[STATED TASK]
Find all lines in the listing that include the word "Subjekt", then copy them.
**** DATA EXCERPTS
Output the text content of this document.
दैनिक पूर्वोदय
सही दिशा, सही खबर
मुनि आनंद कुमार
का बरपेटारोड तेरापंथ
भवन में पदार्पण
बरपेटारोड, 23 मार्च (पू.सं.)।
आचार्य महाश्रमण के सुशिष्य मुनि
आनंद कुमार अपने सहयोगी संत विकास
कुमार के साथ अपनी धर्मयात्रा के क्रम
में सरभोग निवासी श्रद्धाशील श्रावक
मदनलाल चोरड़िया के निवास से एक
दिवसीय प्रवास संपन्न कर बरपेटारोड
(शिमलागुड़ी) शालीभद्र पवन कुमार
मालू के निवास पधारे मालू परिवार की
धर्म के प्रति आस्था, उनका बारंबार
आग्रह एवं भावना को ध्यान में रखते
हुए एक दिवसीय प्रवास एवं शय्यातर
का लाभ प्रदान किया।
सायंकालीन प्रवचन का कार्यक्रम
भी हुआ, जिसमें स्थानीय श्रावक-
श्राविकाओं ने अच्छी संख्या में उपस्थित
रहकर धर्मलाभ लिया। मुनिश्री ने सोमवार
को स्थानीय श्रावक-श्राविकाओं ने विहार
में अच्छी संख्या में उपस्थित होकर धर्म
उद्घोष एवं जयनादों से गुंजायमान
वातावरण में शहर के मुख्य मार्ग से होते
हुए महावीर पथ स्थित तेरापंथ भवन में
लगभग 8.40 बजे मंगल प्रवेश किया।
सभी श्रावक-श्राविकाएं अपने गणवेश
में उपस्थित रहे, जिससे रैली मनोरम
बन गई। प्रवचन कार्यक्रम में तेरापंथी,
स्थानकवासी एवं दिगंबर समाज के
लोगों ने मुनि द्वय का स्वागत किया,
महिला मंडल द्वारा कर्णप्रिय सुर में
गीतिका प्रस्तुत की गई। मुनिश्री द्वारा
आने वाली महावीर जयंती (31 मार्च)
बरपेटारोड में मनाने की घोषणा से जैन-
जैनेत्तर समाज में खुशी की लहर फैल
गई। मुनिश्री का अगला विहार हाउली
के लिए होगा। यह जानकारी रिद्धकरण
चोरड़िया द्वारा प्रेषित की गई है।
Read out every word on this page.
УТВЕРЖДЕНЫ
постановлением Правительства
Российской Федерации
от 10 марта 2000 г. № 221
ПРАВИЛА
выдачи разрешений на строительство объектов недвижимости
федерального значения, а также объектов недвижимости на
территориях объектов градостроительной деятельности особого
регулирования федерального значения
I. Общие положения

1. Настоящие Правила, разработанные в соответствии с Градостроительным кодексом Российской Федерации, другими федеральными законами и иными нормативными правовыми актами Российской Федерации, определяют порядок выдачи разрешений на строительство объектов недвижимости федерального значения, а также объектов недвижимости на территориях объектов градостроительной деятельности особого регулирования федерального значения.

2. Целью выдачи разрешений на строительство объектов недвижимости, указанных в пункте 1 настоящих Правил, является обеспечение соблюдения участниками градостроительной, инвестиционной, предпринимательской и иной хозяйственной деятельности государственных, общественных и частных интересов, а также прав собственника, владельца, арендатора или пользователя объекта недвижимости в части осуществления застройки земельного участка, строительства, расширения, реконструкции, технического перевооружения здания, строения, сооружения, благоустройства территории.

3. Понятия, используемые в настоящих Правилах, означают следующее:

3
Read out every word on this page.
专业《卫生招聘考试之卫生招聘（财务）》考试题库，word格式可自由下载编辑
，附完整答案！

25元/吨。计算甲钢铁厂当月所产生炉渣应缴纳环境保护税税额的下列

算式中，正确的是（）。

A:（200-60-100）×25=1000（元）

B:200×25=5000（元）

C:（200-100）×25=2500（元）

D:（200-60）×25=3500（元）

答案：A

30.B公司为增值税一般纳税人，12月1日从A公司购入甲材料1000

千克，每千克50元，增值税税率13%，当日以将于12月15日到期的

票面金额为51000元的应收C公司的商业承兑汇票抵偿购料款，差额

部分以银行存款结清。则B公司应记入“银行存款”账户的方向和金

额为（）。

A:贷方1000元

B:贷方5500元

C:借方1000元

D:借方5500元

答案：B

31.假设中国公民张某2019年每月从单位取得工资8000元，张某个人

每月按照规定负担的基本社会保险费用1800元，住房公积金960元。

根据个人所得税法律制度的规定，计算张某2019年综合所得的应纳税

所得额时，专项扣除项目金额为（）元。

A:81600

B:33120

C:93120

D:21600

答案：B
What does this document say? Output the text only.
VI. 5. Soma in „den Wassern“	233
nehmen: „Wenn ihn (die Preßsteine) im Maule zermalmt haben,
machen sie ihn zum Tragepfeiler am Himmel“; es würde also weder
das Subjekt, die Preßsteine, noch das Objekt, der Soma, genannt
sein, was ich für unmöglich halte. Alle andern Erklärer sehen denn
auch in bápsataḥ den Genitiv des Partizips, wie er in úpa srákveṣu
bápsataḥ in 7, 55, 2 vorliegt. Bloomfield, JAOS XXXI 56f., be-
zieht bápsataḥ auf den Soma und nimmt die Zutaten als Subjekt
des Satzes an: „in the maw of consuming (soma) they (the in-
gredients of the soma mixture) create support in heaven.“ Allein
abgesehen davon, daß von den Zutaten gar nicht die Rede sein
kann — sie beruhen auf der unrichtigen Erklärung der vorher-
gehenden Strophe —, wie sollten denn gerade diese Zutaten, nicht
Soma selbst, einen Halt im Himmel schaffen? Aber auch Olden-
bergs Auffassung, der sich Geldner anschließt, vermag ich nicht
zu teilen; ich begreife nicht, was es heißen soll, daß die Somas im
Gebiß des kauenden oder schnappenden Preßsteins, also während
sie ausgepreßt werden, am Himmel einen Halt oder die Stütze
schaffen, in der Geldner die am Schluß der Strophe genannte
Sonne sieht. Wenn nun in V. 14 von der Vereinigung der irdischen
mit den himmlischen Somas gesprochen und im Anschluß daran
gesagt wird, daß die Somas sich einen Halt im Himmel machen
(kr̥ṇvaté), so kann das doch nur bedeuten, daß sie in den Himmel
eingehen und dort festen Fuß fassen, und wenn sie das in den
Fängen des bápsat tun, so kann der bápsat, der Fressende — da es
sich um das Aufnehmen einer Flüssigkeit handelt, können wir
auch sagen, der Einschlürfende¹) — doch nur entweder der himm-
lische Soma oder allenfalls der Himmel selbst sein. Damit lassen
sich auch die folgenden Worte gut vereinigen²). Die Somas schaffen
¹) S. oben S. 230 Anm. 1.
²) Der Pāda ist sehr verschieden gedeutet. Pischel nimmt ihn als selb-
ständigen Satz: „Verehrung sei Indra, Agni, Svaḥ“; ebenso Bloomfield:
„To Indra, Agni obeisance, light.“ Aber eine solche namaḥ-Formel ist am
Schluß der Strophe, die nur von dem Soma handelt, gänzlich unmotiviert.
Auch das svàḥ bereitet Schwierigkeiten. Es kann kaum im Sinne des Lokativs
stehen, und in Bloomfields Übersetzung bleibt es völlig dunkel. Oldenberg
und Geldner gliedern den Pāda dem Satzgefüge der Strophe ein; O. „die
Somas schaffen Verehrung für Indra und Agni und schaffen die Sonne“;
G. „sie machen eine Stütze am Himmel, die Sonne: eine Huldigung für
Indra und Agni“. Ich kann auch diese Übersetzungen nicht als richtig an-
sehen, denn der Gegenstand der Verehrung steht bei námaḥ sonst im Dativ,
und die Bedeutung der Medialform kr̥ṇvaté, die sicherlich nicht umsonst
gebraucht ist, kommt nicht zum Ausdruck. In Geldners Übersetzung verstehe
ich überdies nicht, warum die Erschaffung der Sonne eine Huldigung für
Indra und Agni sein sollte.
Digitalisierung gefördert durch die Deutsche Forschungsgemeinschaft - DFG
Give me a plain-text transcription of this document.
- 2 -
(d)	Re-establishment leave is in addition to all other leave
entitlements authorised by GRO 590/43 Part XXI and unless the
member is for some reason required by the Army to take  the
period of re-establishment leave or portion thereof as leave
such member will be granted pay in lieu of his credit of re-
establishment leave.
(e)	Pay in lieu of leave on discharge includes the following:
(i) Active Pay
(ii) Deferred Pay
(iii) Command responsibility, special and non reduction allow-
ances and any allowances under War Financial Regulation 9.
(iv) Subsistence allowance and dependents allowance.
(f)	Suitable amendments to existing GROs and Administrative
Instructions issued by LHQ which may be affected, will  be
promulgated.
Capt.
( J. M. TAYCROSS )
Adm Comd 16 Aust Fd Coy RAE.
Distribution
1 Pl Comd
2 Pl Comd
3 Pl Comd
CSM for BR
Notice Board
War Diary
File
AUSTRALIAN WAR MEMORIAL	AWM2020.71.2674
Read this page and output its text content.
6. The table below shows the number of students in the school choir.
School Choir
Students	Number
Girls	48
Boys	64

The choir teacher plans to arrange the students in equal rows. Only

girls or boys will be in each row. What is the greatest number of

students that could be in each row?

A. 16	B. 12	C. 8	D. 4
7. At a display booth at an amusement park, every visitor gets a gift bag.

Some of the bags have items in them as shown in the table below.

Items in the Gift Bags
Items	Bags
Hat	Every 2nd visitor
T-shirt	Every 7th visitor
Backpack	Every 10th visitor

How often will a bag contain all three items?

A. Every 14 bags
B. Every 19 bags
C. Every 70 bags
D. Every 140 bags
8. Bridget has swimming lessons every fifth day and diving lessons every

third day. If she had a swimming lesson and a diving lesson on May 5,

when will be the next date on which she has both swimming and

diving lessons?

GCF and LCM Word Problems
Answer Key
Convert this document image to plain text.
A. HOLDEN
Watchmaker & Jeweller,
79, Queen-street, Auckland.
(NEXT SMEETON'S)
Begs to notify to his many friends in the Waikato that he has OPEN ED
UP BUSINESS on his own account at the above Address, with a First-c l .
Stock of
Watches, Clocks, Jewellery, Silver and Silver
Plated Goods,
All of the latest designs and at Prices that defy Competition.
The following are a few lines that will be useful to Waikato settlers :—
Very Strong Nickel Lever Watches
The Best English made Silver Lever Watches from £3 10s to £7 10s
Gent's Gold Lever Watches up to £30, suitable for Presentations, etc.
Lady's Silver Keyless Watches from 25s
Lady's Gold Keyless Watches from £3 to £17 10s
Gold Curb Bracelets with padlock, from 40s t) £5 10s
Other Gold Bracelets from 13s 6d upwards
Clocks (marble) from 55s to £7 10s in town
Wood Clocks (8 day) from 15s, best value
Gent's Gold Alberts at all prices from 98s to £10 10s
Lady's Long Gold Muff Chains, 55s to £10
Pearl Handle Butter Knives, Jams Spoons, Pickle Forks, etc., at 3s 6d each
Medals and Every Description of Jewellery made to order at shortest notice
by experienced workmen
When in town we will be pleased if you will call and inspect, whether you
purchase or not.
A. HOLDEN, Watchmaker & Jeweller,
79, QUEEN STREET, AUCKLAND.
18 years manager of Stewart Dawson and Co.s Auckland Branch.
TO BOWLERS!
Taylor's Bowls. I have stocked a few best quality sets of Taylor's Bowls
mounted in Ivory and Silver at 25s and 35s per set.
********
[SOLVED EXERCISE]
das Subjekt, die Preßsteine, noch das Objekt, der Soma, genannt
zieht bápsataḥ auf den Soma und nimmt die Zutaten als Subjekt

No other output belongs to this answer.